**What is expected**
Reproduce the data in its entirety, exactly as supplied.

**Available data**
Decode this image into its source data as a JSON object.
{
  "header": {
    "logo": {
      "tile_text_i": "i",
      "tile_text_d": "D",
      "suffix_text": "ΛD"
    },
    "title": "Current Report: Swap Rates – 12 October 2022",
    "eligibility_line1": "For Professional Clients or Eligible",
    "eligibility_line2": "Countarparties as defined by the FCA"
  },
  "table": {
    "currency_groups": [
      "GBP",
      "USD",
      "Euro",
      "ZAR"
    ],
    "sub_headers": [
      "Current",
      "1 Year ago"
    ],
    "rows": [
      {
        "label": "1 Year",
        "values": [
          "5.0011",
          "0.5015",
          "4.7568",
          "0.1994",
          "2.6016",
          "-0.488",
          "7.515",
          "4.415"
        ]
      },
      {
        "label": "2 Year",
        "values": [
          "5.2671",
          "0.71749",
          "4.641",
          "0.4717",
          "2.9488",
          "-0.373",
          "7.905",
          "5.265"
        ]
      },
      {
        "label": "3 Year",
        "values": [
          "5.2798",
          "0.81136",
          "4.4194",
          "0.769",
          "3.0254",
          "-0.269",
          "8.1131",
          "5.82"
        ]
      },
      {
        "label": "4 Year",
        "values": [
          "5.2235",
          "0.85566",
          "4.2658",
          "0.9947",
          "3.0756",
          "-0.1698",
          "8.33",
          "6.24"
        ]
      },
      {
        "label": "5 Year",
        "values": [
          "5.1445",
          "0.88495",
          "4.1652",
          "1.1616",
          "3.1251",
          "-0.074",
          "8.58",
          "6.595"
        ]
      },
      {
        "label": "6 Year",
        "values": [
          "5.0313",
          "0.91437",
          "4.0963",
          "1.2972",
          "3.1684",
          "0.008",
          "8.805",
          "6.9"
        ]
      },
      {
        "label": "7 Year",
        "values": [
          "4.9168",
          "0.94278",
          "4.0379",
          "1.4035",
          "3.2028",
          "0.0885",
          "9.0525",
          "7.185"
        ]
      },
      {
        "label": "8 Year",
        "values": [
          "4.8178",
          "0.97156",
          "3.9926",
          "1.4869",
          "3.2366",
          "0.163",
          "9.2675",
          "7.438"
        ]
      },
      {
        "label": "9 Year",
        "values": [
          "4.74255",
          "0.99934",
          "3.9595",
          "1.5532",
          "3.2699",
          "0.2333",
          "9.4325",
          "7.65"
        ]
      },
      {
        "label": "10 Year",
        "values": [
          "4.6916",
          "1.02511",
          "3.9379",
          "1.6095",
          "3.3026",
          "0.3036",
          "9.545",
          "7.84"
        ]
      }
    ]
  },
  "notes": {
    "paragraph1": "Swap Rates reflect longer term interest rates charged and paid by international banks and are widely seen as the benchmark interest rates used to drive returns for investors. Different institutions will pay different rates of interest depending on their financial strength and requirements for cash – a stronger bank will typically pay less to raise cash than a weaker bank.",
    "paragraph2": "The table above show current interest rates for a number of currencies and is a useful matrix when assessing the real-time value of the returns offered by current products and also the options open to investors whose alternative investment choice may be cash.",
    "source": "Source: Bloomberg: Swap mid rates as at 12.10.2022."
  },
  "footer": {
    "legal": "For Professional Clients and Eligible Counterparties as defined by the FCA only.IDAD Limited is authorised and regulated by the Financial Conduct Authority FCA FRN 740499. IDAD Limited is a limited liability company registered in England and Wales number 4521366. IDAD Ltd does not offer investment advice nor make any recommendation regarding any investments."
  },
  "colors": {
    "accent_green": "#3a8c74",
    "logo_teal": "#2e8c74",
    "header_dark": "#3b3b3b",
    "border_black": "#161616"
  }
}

**Exercise output**
Decode this image into its source data as a JSON object.
{
  "header": {
    "logo": {
      "tile_text_i": "i",
      "tile_text_d": "D",
      "suffix_text": "ΛD"
    },
    "title": "Current Report: Swap Rates – 12 October 2022",
    "eligibility_line1": "For Professional Clients or Eligible",
    "eligibility_line2": "Countarparties as defined by the FCA"
  },
  "table": {
    "currency_groups": [
      "GBP",
      "USD",
      "Euro",
      "ZAR"
    ],
    "sub_headers": [
      "Current",
      "1 Year ago"
    ],
    "rows": [
      {
        "label": "1 Year",
        "values": [
          "5.0011",
          "0.5015",
          "4.7568",
          "0.1994",
          "2.6016",
          "-0.488",
          "7.515",
          "4.415"
        ]
      },
      {
        "label": "2 Year",
        "values": [
          "5.2671",
          "0.71749",
          "4.641",
          "0.4717",
          "2.9488",
          "-0.373",
          "7.905",
          "5.265"
        ]
      },
      {
        "label": "3 Year",
        "values": [
          "5.2798",
          "0.81136",
          "4.4194",
          "0.769",
          "3.0254",
          "-0.269",
          "8.1131",
          "5.82"
        ]
      },
      {
        "label": "4 Year",
        "values": [
          "5.2235",
          "0.85566",
          "4.2658",
          "0.9947",
          "3.0756",
          "-0.1698",
          "8.33",
          "6.24"
        ]
      },
      {
        "label": "5 Year",
        "values": [
          "5.1445",
          "0.88495",
          "4.1652",
          "1.1616",
          "3.1251",
          "-0.074",
          "8.58",
          "6.595"
        ]
      },
      {
        "label": "6 Year",
        "values": [
          "5.0313",
          "0.91437",
          "4.0963",
          "1.2972",
          "3.1684",
          "0.008",
          "8.805",
          "6.9"
        ]
      },
      {
        "label": "7 Year",
        "values": [
          "4.9168",
          "0.94278",
          "4.0379",
          "1.4035",
          "3.2028",
          "0.0885",
          "9.0525",
          "7.185"
        ]
      },
      {
        "label": "8 Year",
        "values": [
          "4.8178",
          "0.97156",
          "3.9926",
          "1.4869",
          "3.2366",
          "0.163",
          "9.2675",
          "7.438"
        ]
      },
      {
        "label": "9 Year",
        "values": [
          "4.74255",
          "0.99934",
          "3.9595",
          "1.5532",
          "3.2699",
          "0.2333",
          "9.4325",
          "7.65"
        ]
      },
      {
        "label": "10 Year",
        "values": [
          "4.6916",
          "1.02511",
          "3.9379",
          "1.6095",
          "3.3026",
          "0.3036",
          "9.545",
          "7.84"
        ]
      }
    ]
  },
  "notes": {
    "paragraph1": "Swap Rates reflect longer term interest rates charged and paid by international banks and are widely seen as the benchmark interest rates used to drive returns for investors. Different institutions will pay different rates of interest depending on their financial strength and requirements for cash – a stronger bank will typically pay less to raise cash than a weaker bank.",
    "paragraph2": "The table above show current interest rates for a number of currencies and is a useful matrix when assessing the real-time value of the returns offered by current products and also the options open to investors whose alternative investment choice may be cash.",
    "source": "Source: Bloomberg: Swap mid rates as at 12.10.2022."
  },
  "footer": {
    "legal": "For Professional Clients and Eligible Counterparties as defined by the FCA only.IDAD Limited is authorised and regulated by the Financial Conduct Authority FCA FRN 740499. IDAD Limited is a limited liability company registered in England and Wales number 4521366. IDAD Ltd does not offer investment advice nor make any recommendation regarding any investments."
  },
  "colors": {
    "accent_green": "#3a8c74",
    "logo_teal": "#2e8c74",
    "header_dark": "#3b3b3b",
    "border_black": "#161616"
  }
}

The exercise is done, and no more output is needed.